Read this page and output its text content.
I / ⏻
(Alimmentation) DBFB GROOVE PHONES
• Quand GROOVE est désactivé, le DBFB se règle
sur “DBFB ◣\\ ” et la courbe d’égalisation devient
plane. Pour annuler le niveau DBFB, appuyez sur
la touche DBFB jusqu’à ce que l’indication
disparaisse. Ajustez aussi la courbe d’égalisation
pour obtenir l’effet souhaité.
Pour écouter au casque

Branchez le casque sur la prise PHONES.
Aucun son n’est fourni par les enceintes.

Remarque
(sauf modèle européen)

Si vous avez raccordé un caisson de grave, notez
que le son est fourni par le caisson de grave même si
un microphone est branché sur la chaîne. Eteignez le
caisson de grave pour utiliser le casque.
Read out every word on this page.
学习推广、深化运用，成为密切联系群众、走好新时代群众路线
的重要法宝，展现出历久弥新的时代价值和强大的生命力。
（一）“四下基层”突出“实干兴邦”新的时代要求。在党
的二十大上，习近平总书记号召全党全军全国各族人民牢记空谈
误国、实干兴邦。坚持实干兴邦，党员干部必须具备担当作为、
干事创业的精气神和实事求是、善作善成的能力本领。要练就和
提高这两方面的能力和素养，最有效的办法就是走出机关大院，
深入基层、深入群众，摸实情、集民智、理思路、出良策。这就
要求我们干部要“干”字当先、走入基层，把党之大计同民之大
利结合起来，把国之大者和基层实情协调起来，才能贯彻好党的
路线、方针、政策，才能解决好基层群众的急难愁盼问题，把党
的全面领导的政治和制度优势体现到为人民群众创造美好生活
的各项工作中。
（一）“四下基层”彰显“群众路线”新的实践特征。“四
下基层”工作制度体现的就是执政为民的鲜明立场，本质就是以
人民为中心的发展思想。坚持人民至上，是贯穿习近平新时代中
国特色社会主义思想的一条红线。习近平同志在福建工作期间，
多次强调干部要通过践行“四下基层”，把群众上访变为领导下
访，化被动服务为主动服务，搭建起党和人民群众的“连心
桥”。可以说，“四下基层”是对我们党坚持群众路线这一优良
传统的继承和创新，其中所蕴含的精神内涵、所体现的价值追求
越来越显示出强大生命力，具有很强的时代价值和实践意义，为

····················

Aim:
Extract the lines above from the one containing "Read out every word on this page." to the last line, both included, exactly as written.

Final result:
Read out every word on this page.
学习推广、深化运用，成为密切联系群众、走好新时代群众路线
的重要法宝，展现出历久弥新的时代价值和强大的生命力。
（一）“四下基层”突出“实干兴邦”新的时代要求。在党
的二十大上，习近平总书记号召全党全军全国各族人民牢记空谈
误国、实干兴邦。坚持实干兴邦，党员干部必须具备担当作为、
干事创业的精气神和实事求是、善作善成的能力本领。要练就和
提高这两方面的能力和素养，最有效的办法就是走出机关大院，
深入基层、深入群众，摸实情、集民智、理思路、出良策。这就
要求我们干部要“干”字当先、走入基层，把党之大计同民之大
利结合起来，把国之大者和基层实情协调起来，才能贯彻好党的
路线、方针、政策，才能解决好基层群众的急难愁盼问题，把党
的全面领导的政治和制度优势体现到为人民群众创造美好生活
的各项工作中。
（一）“四下基层”彰显“群众路线”新的实践特征。“四
下基层”工作制度体现的就是执政为民的鲜明立场，本质就是以
人民为中心的发展思想。坚持人民至上，是贯穿习近平新时代中
国特色社会主义思想的一条红线。习近平同志在福建工作期间，
多次强调干部要通过践行“四下基层”，把群众上访变为领导下
访，化被动服务为主动服务，搭建起党和人民群众的“连心
桥”。可以说，“四下基层”是对我们党坚持群众路线这一优良
传统的继承和创新，其中所蕴含的精神内涵、所体现的价值追求
越来越显示出强大生命力，具有很强的时代价值和实践意义，为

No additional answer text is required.